Start EXERCISE MATERIAL

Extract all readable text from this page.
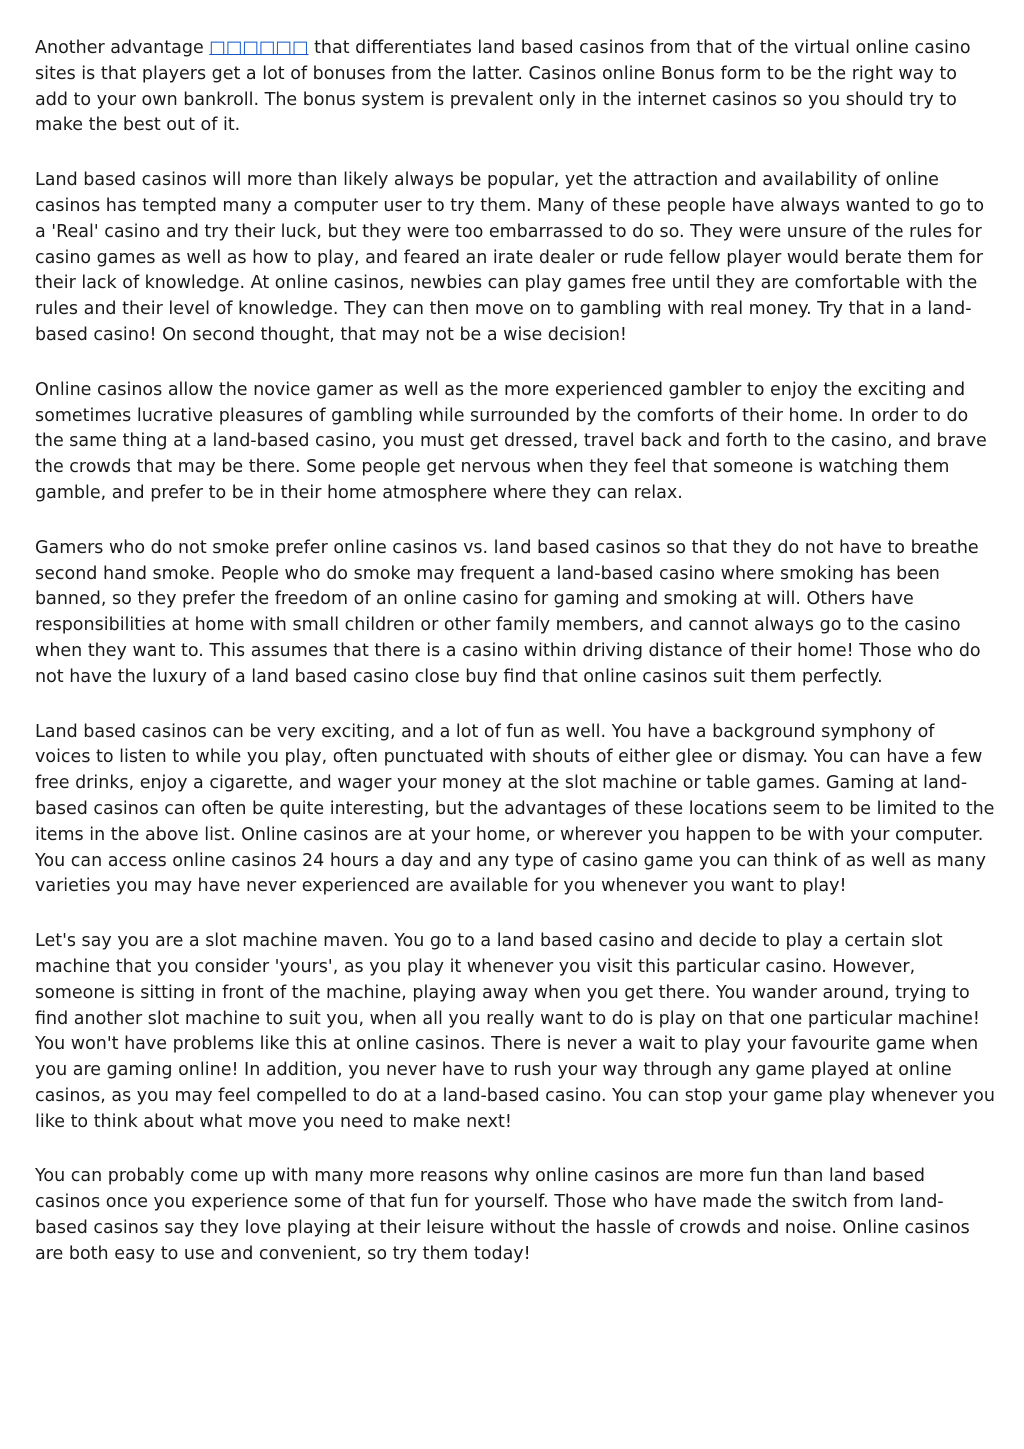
Another advantage □□□□□□ that differentiates land based casinos from that of the virtual online casino sites is that players get a lot of bonuses from the latter. Casinos online Bonus form to be the right way to add to your own bankroll. The bonus system is prevalent only in the internet casinos so you should try to make the best out of it.

Land based casinos will more than likely always be popular, yet the attraction and availability of online casinos has tempted many a computer user to try them. Many of these people have always wanted to go to a 'Real' casino and try their luck, but they were too embarrassed to do so. They were unsure of the rules for casino games as well as how to play, and feared an irate dealer or rude fellow player would berate them for their lack of knowledge. At online casinos, newbies can play games free until they are comfortable with the rules and their level of knowledge. They can then move on to gambling with real money. Try that in a land-based casino! On second thought, that may not be a wise decision!

Online casinos allow the novice gamer as well as the more experienced gambler to enjoy the exciting and sometimes lucrative pleasures of gambling while surrounded by the comforts of their home. In order to do the same thing at a land-based casino, you must get dressed, travel back and forth to the casino, and brave the crowds that may be there. Some people get nervous when they feel that someone is watching them gamble, and prefer to be in their home atmosphere where they can relax.

Gamers who do not smoke prefer online casinos vs. land based casinos so that they do not have to breathe second hand smoke. People who do smoke may frequent a land-based casino where smoking has been banned, so they prefer the freedom of an online casino for gaming and smoking at will. Others have responsibilities at home with small children or other family members, and cannot always go to the casino when they want to. This assumes that there is a casino within driving distance of their home! Those who do not have the luxury of a land based casino close buy find that online casinos suit them perfectly.

Land based casinos can be very exciting, and a lot of fun as well. You have a background symphony of voices to listen to while you play, often punctuated with shouts of either glee or dismay. You can have a few free drinks, enjoy a cigarette, and wager your money at the slot machine or table games. Gaming at land-based casinos can often be quite interesting, but the advantages of these locations seem to be limited to the items in the above list. Online casinos are at your home, or wherever you happen to be with your computer. You can access online casinos 24 hours a day and any type of casino game you can think of as well as many varieties you may have never experienced are available for you whenever you want to play!

Let's say you are a slot machine maven. You go to a land based casino and decide to play a certain slot machine that you consider 'yours', as you play it whenever you visit this particular casino. However, someone is sitting in front of the machine, playing away when you get there. You wander around, trying to find another slot machine to suit you, when all you really want to do is play on that one particular machine! You won't have problems like this at online casinos. There is never a wait to play your favourite game when you are gaming online! In addition, you never have to rush your way through any game played at online casinos, as you may feel compelled to do at a land-based casino. You can stop your game play whenever you like to think about what move you need to make next!

You can probably come up with many more reasons why online casinos are more fun than land based casinos once you experience some of that fun for yourself. Those who have made the switch from land-based casinos say they love playing at their leisure without the hassle of crowds and noise. Online casinos are both easy to use and convenient, so try them today!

End EXERCISE MATERIAL

● DESCRIPTION OF THE TASK: Whenever "will" turns up in a line, pick that line out.

● SOLUTION:
Land based casinos will more than likely always be popular, yet the attraction and availability of online casinos has tempted many a computer user to try them. Many of these people have always wanted to go to a 'Real' casino and try their luck, but they were too embarrassed to do so. They were unsure of the rules for casino games as well as how to play, and feared an irate dealer or rude fellow player would berate them for their lack of knowledge. At online casinos, newbies can play games free until they are comfortable with the rules and their level of knowledge. They can then move on to gambling with real money. Try that in a land-based casino! On second thought, that may not be a wise decision!
Gamers who do not smoke prefer online casinos vs. land based casinos so that they do not have to breathe second hand smoke. People who do smoke may frequent a land-based casino where smoking has been banned, so they prefer the freedom of an online casino for gaming and smoking at will. Others have responsibilities at home with small children or other family members, and cannot always go to the casino when they want to. This assumes that there is a casino within driving distance of their home! Those who do not have the luxury of a land based casino close buy find that online casinos suit them perfectly.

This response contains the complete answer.